§ **Input data**:
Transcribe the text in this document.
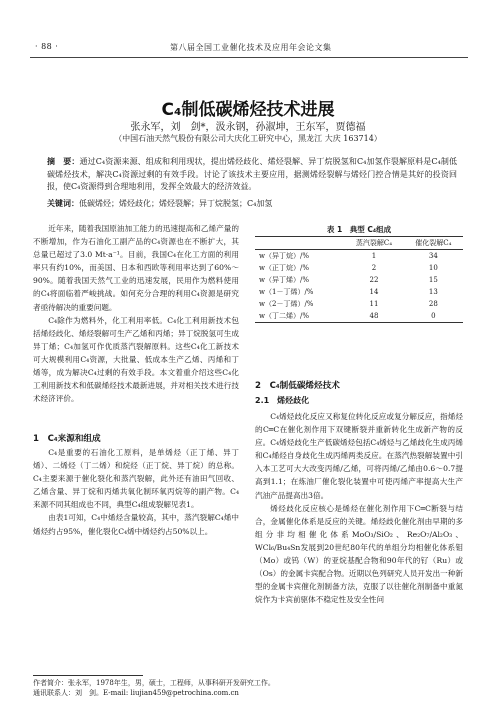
· 88 ·	第八届全国工业催化技术及应用年会论文集
C₄制低碳烯烃技术进展
张永军，刘　剑*，汲永钢，孙淑坤，王东军，贾德福
（中国石油天然气股份有限公司大庆化工研究中心，黑龙江 大庆 163714）
摘　要：通过C₄资源来源、组成和利用现状，提出烯烃歧化、烯烃裂解、异丁烷脱氢和C₄加氢作裂解原料是C₄制低碳烯烃技术，解决C₄资源过剩的有效手段。讨论了该技术主要应用，据测烯烃裂解与烯烃门控合情是其好的投资回报，使C₄资源得到合理地利用，发挥全效最大的经济效益。
关键词：低碳烯烃；烯烃歧化；烯烃裂解；异丁烷脱氢；C₄加氢

近年来，随着我国原油加工能力的迅速提高和乙烯产量的不断增加，作为石油化工副产品的C₄资源也在不断扩大，其总量已超过了3.0 Mt·a⁻¹。目前，我国C₄在化工方面的利用率只有约10%，而美国、日本和西欧等利用率达到了60%～90%。随着我国天然气工业的迅速发展，民用作为燃料使用的C₄将面临着严峻挑战。如何充分合理的利用C₄资源是研究者亟待解决的重要问题。

C₄除作为燃料外，化工利用率低。C₄化工利用新技术包括烯烃歧化、烯烃裂解可生产乙烯和丙烯；异丁烷脱氢可生成异丁烯；C₄加氢可作优质蒸汽裂解原料。这些C₄化工新技术可大规模利用C₄资源，大批量、低成本生产乙烯、丙烯和丁烯等，成为解决C₄过剩的有效手段。本文着重介绍这些C₄化工利用新技术和低碳烯烃技术最新进展，并对相关技术进行技术经济评价。

1　C₄来源和组成

C₄是重要的石油化工原料，是单烯烃（正丁烯、异丁烯）、二烯烃（丁二烯）和烷烃（正丁烷、异丁烷）的总称。C₄主要来源于催化裂化和蒸汽裂解，此外还有油田气回收、乙烯含量、异丁烷和丙烯共氧化制环氧丙烷等的副产物。C₄来源不同其组成也不同，典型C₄组成裂解见表1。

由表1可知，C₄中烯烃含量较高，其中，蒸汽裂解C₄烯中烯烃约占95%，催化裂化C₄烯中烯烃约占50%以上。

表 1　典型 C₄组成
	蒸汽裂解C₄	催化裂解C₄
w（异丁烷）/%	1	34
w（正丁烷）/%	2	10
w（异丁烯）/%	22	15
w（1－丁烯）/%	14	13
w（2－丁烯）/%	11	28
w（丁二烯）/%	48	0
2　C₄制低碳烯烃技术
2.1　烯烃歧化

C₄烯烃歧化反应又称复位转化反应或复分解反应，指烯烃的C═C在催化剂作用下双键断裂并重新转化生成新产物的反应。C₄烯烃歧化生产低碳烯烃包括C₄烯烃与乙烯歧化生成丙烯和C₄烯烃自身歧化生成丙烯两类反应。在蒸汽热裂解装置中引入本工艺可大大改变丙烯/乙烯，可将丙烯/乙烯由0.6～0.7提高到1.1；在炼油厂催化裂化装置中可使丙烯产率提高大生产汽油产品提高出3倍。

烯烃歧化反应核心是烯烃在催化剂作用下C═C断裂与结合，金属催化体系是反应的关键。烯烃歧化催化剂由早期的多组分非均相催化体系MoO₃/SiO₂、Re₂O₇/Al₂O₃、WCl₆/Bu₄Sn发展到20世纪80年代的单组分均相催化体系钼（Mo）或钨（W）的亚烷基配合物和90年代的钌（Ru）或（Os）的金属卡宾配合物。近期以色列研究人员开发出一种新型的金属卡宾催化剂制备方法，克服了以往催化剂制备中重氮烷作为卡宾前驱体不稳定性及安全性问

作者简介：张永军，1978年生，男，硕士，工程师，从事科研开发研究工作。
通讯联系人：刘　剑。E-mail: liujian459@petrochina.com.cn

§ **Set problem**: Without the pictures, return the entries exactly as they appear.

§ **Completed task**:
Transcribe the text in this document.
· 88 ·	第八届全国工业催化技术及应用年会论文集
C₄制低碳烯烃技术进展
张永军，刘　剑*，汲永钢，孙淑坤，王东军，贾德福
（中国石油天然气股份有限公司大庆化工研究中心，黑龙江 大庆 163714）
摘　要：通过C₄资源来源、组成和利用现状，提出烯烃歧化、烯烃裂解、异丁烷脱氢和C₄加氢作裂解原料是C₄制低碳烯烃技术，解决C₄资源过剩的有效手段。讨论了该技术主要应用，据测烯烃裂解与烯烃门控合情是其好的投资回报，使C₄资源得到合理地利用，发挥全效最大的经济效益。
关键词：低碳烯烃；烯烃歧化；烯烃裂解；异丁烷脱氢；C₄加氢

近年来，随着我国原油加工能力的迅速提高和乙烯产量的不断增加，作为石油化工副产品的C₄资源也在不断扩大，其总量已超过了3.0 Mt·a⁻¹。目前，我国C₄在化工方面的利用率只有约10%，而美国、日本和西欧等利用率达到了60%～90%。随着我国天然气工业的迅速发展，民用作为燃料使用的C₄将面临着严峻挑战。如何充分合理的利用C₄资源是研究者亟待解决的重要问题。

C₄除作为燃料外，化工利用率低。C₄化工利用新技术包括烯烃歧化、烯烃裂解可生产乙烯和丙烯；异丁烷脱氢可生成异丁烯；C₄加氢可作优质蒸汽裂解原料。这些C₄化工新技术可大规模利用C₄资源，大批量、低成本生产乙烯、丙烯和丁烯等，成为解决C₄过剩的有效手段。本文着重介绍这些C₄化工利用新技术和低碳烯烃技术最新进展，并对相关技术进行技术经济评价。

1　C₄来源和组成

C₄是重要的石油化工原料，是单烯烃（正丁烯、异丁烯）、二烯烃（丁二烯）和烷烃（正丁烷、异丁烷）的总称。C₄主要来源于催化裂化和蒸汽裂解，此外还有油田气回收、乙烯含量、异丁烷和丙烯共氧化制环氧丙烷等的副产物。C₄来源不同其组成也不同，典型C₄组成裂解见表1。

由表1可知，C₄中烯烃含量较高，其中，蒸汽裂解C₄烯中烯烃约占95%，催化裂化C₄烯中烯烃约占50%以上。

表 1　典型 C₄组成
	蒸汽裂解C₄	催化裂解C₄
w（异丁烷）/%	1	34
w（正丁烷）/%	2	10
w（异丁烯）/%	22	15
w（1－丁烯）/%	14	13
w（2－丁烯）/%	11	28
w（丁二烯）/%	48	0
2　C₄制低碳烯烃技术
2.1　烯烃歧化

C₄烯烃歧化反应又称复位转化反应或复分解反应，指烯烃的C═C在催化剂作用下双键断裂并重新转化生成新产物的反应。C₄烯烃歧化生产低碳烯烃包括C₄烯烃与乙烯歧化生成丙烯和C₄烯烃自身歧化生成丙烯两类反应。在蒸汽热裂解装置中引入本工艺可大大改变丙烯/乙烯，可将丙烯/乙烯由0.6～0.7提高到1.1；在炼油厂催化裂化装置中可使丙烯产率提高大生产汽油产品提高出3倍。

烯烃歧化反应核心是烯烃在催化剂作用下C═C断裂与结合，金属催化体系是反应的关键。烯烃歧化催化剂由早期的多组分非均相催化体系MoO₃/SiO₂、Re₂O₇/Al₂O₃、WCl₆/Bu₄Sn发展到20世纪80年代的单组分均相催化体系钼（Mo）或钨（W）的亚烷基配合物和90年代的钌（Ru）或（Os）的金属卡宾配合物。近期以色列研究人员开发出一种新型的金属卡宾催化剂制备方法，克服了以往催化剂制备中重氮烷作为卡宾前驱体不稳定性及安全性问

作者简介：张永军，1978年生，男，硕士，工程师，从事科研开发研究工作。
通讯联系人：刘　剑。E-mail: liujian459@petrochina.com.cn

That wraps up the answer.